[Saved data entries]
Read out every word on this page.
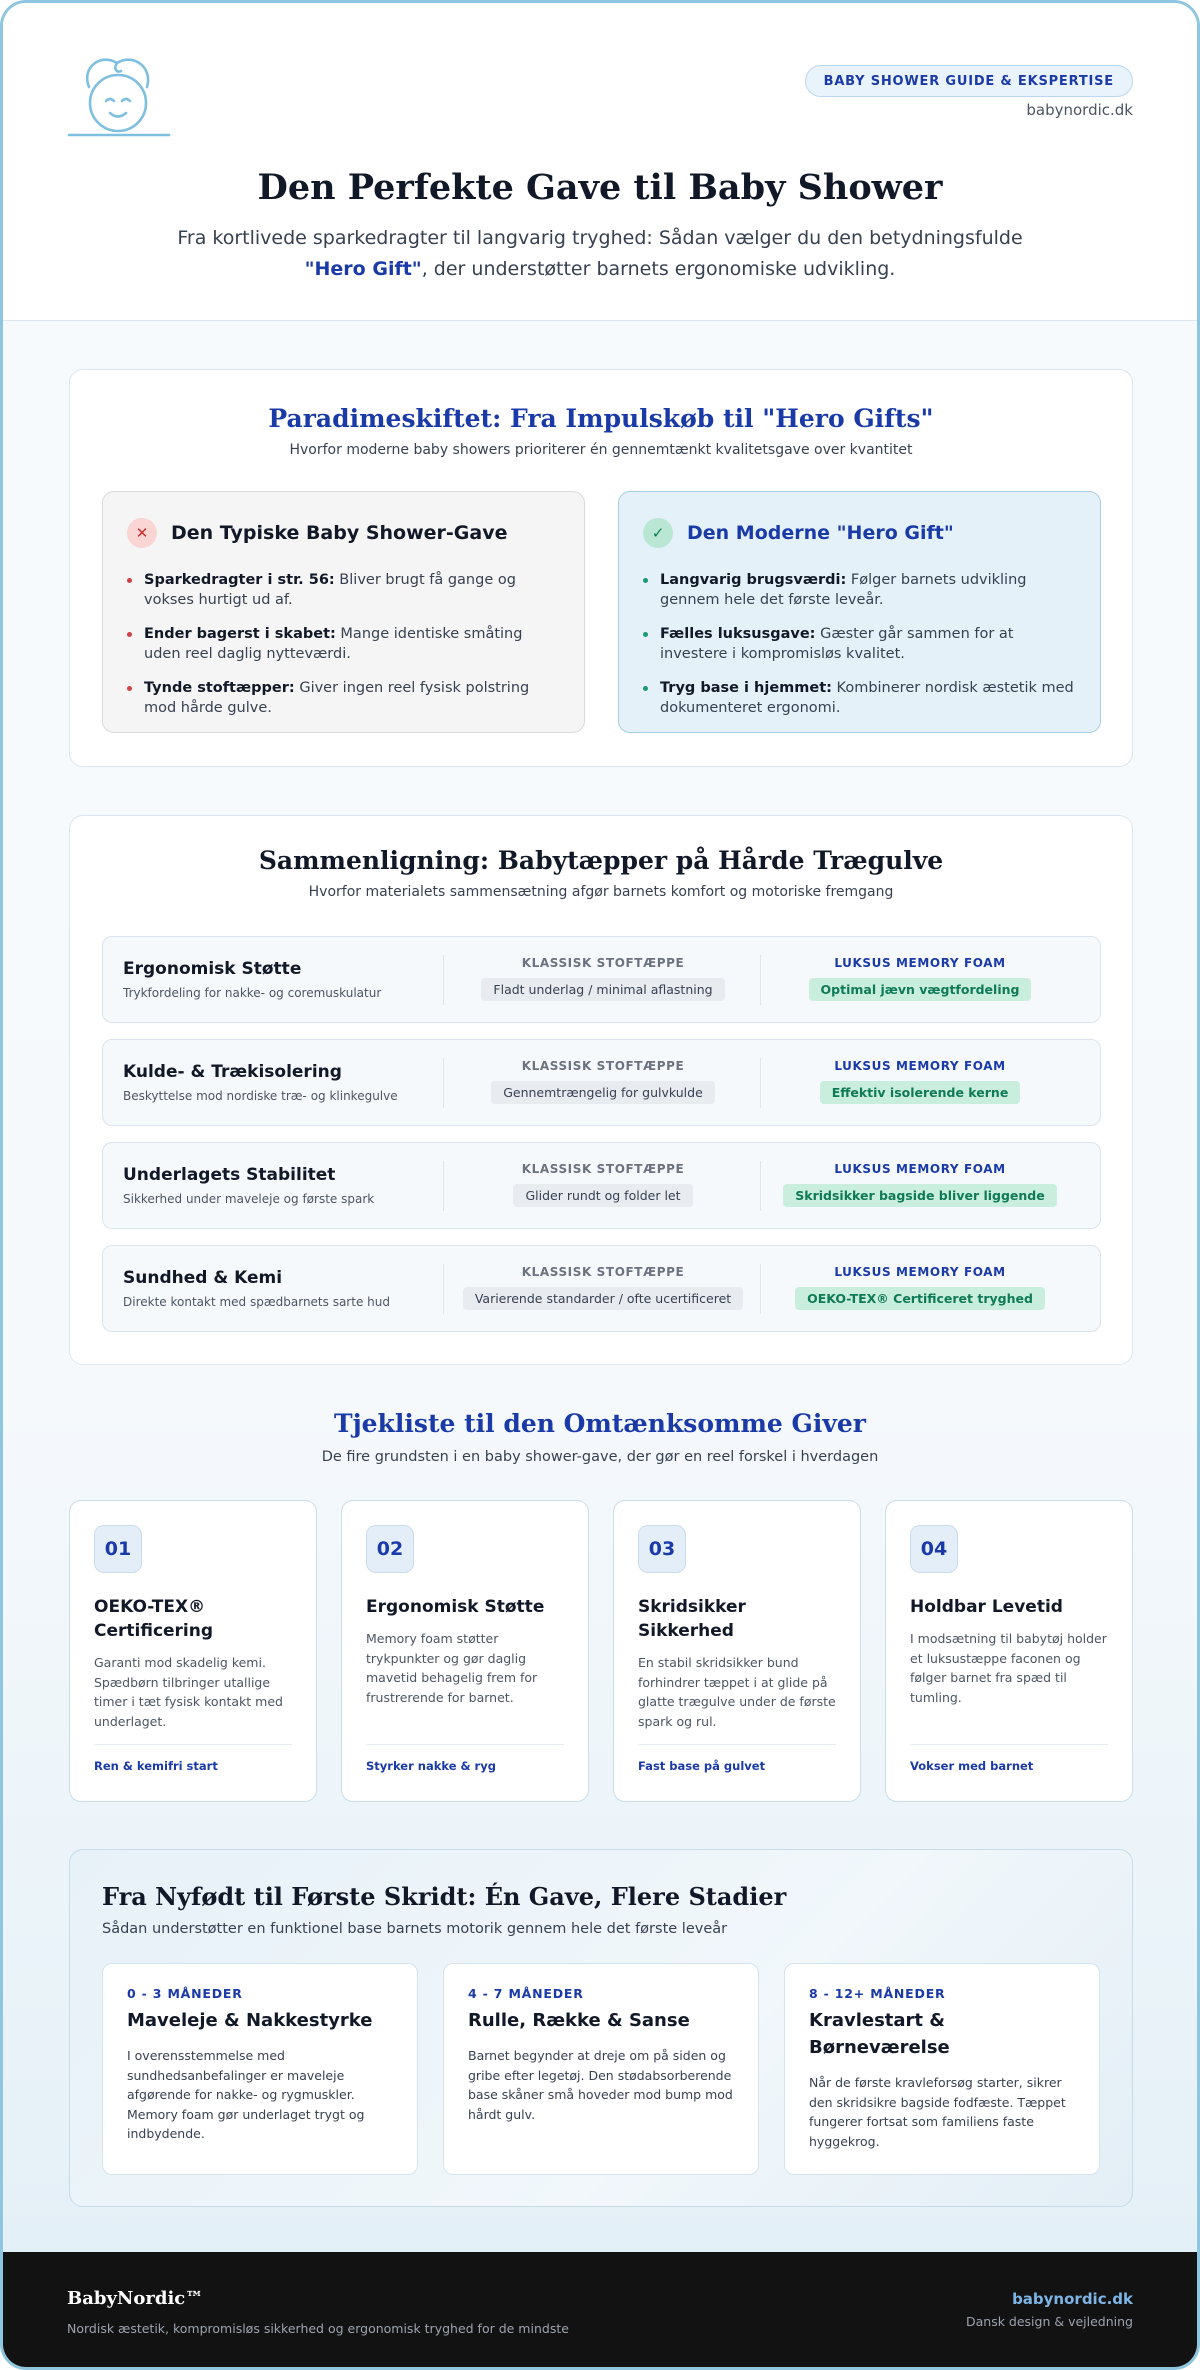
BABY SHOWER GUIDE & EKSPERTISE
babynordic.dk
Den Perfekte Gave til Baby Shower

Fra kortlivede sparkedragter til langvarig tryghed: Sådan vælger du den betydningsfulde "Hero Gift", der understøtter barnets ergonomiske udvikling.

Paradimeskiftet: Fra Impulskøb til "Hero Gifts"

Hvorfor moderne baby showers prioriterer én gennemtænkt kvalitetsgave over kvantitet

✕	Den Typiske Baby Shower-Gave
Sparkedragter i str. 56: Bliver brugt få gange og vokses hurtigt ud af.
Ender bagerst i skabet: Mange identiske småting uden reel daglig nytteværdi.
Tynde stoftæpper: Giver ingen reel fysisk polstring mod hårde gulve.
✓	Den Moderne "Hero Gift"
Langvarig brugsværdi: Følger barnets udvikling gennem hele det første leveår.
Fælles luksusgave: Gæster går sammen for at investere i kompromisløs kvalitet.
Tryg base i hjemmet: Kombinerer nordisk æstetik med dokumenteret ergonomi.
Sammenligning: Babytæpper på Hårde Trægulve

Hvorfor materialets sammensætning afgør barnets komfort og motoriske fremgang

Ergonomisk Støtte
Trykfordeling for nakke- og coremuskulatur
KLASSISK STOFTÆPPE
Fladt underlag / minimal aflastning
LUKSUS MEMORY FOAM
Optimal jævn vægtfordeling
Kulde- & Trækisolering
Beskyttelse mod nordiske træ- og klinkegulve
KLASSISK STOFTÆPPE
Gennemtrængelig for gulvkulde
LUKSUS MEMORY FOAM
Effektiv isolerende kerne
Underlagets Stabilitet
Sikkerhed under maveleje og første spark
KLASSISK STOFTÆPPE
Glider rundt og folder let
LUKSUS MEMORY FOAM
Skridsikker bagside bliver liggende
Sundhed & Kemi
Direkte kontakt med spædbarnets sarte hud
KLASSISK STOFTÆPPE
Varierende standarder / ofte ucertificeret
LUKSUS MEMORY FOAM
OEKO-TEX® Certificeret tryghed
Tjekliste til den Omtænksomme Giver

De fire grundsten i en baby shower-gave, der gør en reel forskel i hverdagen

01
OEKO-TEX® Certificering
Garanti mod skadelig kemi. Spædbørn tilbringer utallige timer i tæt fysisk kontakt med underlaget.
Ren & kemifri start
02
Ergonomisk Støtte
Memory foam støtter trykpunkter og gør daglig mavetid behagelig frem for frustrerende for barnet.
Styrker nakke & ryg
03
Skridsikker Sikkerhed
En stabil skridsikker bund forhindrer tæppet i at glide på glatte trægulve under de første spark og rul.
Fast base på gulvet
04
Holdbar Levetid
I modsætning til babytøj holder et luksustæppe faconen og følger barnet fra spæd til tumling.
Vokser med barnet
Fra Nyfødt til Første Skridt: Én Gave, Flere Stadier

Sådan understøtter en funktionel base barnets motorik gennem hele det første leveår

0 - 3 MÅNEDER
Maveleje & Nakkestyrke
I overensstemmelse med sundhedsanbefalinger er maveleje afgørende for nakke- og rygmuskler. Memory foam gør underlaget trygt og indbydende.
4 - 7 MÅNEDER
Rulle, Række & Sanse
Barnet begynder at dreje om på siden og gribe efter legetøj. Den stødabsorberende base skåner små hoveder mod bump mod hårdt gulv.
8 - 12+ MÅNEDER
Kravlestart & Børneværelse
Når de første kravleforsøg starter, sikrer den skridsikre bagside fodfæste. Tæppet fungerer fortsat som familiens faste hyggekrog.
BabyNordic™
Nordisk æstetik, kompromisløs sikkerhed og ergonomisk tryghed for de mindste
babynordic.dk
Dansk design & vejledning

[Objective] Write out the listing word for word, omitting the pictures it holds.

[Completed task]
Read out every word on this page.
BABY SHOWER GUIDE & EKSPERTISE
babynordic.dk
Den Perfekte Gave til Baby Shower

Fra kortlivede sparkedragter til langvarig tryghed: Sådan vælger du den betydningsfulde "Hero Gift", der understøtter barnets ergonomiske udvikling.

Paradimeskiftet: Fra Impulskøb til "Hero Gifts"

Hvorfor moderne baby showers prioriterer én gennemtænkt kvalitetsgave over kvantitet

✕	Den Typiske Baby Shower-Gave
Sparkedragter i str. 56: Bliver brugt få gange og vokses hurtigt ud af.
Ender bagerst i skabet: Mange identiske småting uden reel daglig nytteværdi.
Tynde stoftæpper: Giver ingen reel fysisk polstring mod hårde gulve.
✓	Den Moderne "Hero Gift"
Langvarig brugsværdi: Følger barnets udvikling gennem hele det første leveår.
Fælles luksusgave: Gæster går sammen for at investere i kompromisløs kvalitet.
Tryg base i hjemmet: Kombinerer nordisk æstetik med dokumenteret ergonomi.
Sammenligning: Babytæpper på Hårde Trægulve

Hvorfor materialets sammensætning afgør barnets komfort og motoriske fremgang

Ergonomisk Støtte
Trykfordeling for nakke- og coremuskulatur
KLASSISK STOFTÆPPE
Fladt underlag / minimal aflastning
LUKSUS MEMORY FOAM
Optimal jævn vægtfordeling
Kulde- & Trækisolering
Beskyttelse mod nordiske træ- og klinkegulve
KLASSISK STOFTÆPPE
Gennemtrængelig for gulvkulde
LUKSUS MEMORY FOAM
Effektiv isolerende kerne
Underlagets Stabilitet
Sikkerhed under maveleje og første spark
KLASSISK STOFTÆPPE
Glider rundt og folder let
LUKSUS MEMORY FOAM
Skridsikker bagside bliver liggende
Sundhed & Kemi
Direkte kontakt med spædbarnets sarte hud
KLASSISK STOFTÆPPE
Varierende standarder / ofte ucertificeret
LUKSUS MEMORY FOAM
OEKO-TEX® Certificeret tryghed
Tjekliste til den Omtænksomme Giver

De fire grundsten i en baby shower-gave, der gør en reel forskel i hverdagen

01
OEKO-TEX® Certificering
Garanti mod skadelig kemi. Spædbørn tilbringer utallige timer i tæt fysisk kontakt med underlaget.
Ren & kemifri start
02
Ergonomisk Støtte
Memory foam støtter trykpunkter og gør daglig mavetid behagelig frem for frustrerende for barnet.
Styrker nakke & ryg
03
Skridsikker Sikkerhed
En stabil skridsikker bund forhindrer tæppet i at glide på glatte trægulve under de første spark og rul.
Fast base på gulvet
04
Holdbar Levetid
I modsætning til babytøj holder et luksustæppe faconen og følger barnet fra spæd til tumling.
Vokser med barnet
Fra Nyfødt til Første Skridt: Én Gave, Flere Stadier

Sådan understøtter en funktionel base barnets motorik gennem hele det første leveår

0 - 3 MÅNEDER
Maveleje & Nakkestyrke
I overensstemmelse med sundhedsanbefalinger er maveleje afgørende for nakke- og rygmuskler. Memory foam gør underlaget trygt og indbydende.
4 - 7 MÅNEDER
Rulle, Række & Sanse
Barnet begynder at dreje om på siden og gribe efter legetøj. Den stødabsorberende base skåner små hoveder mod bump mod hårdt gulv.
8 - 12+ MÅNEDER
Kravlestart & Børneværelse
Når de første kravleforsøg starter, sikrer den skridsikre bagside fodfæste. Tæppet fungerer fortsat som familiens faste hyggekrog.
BabyNordic™
Nordisk æstetik, kompromisløs sikkerhed og ergonomisk tryghed for de mindste
babynordic.dk
Dansk design & vejledning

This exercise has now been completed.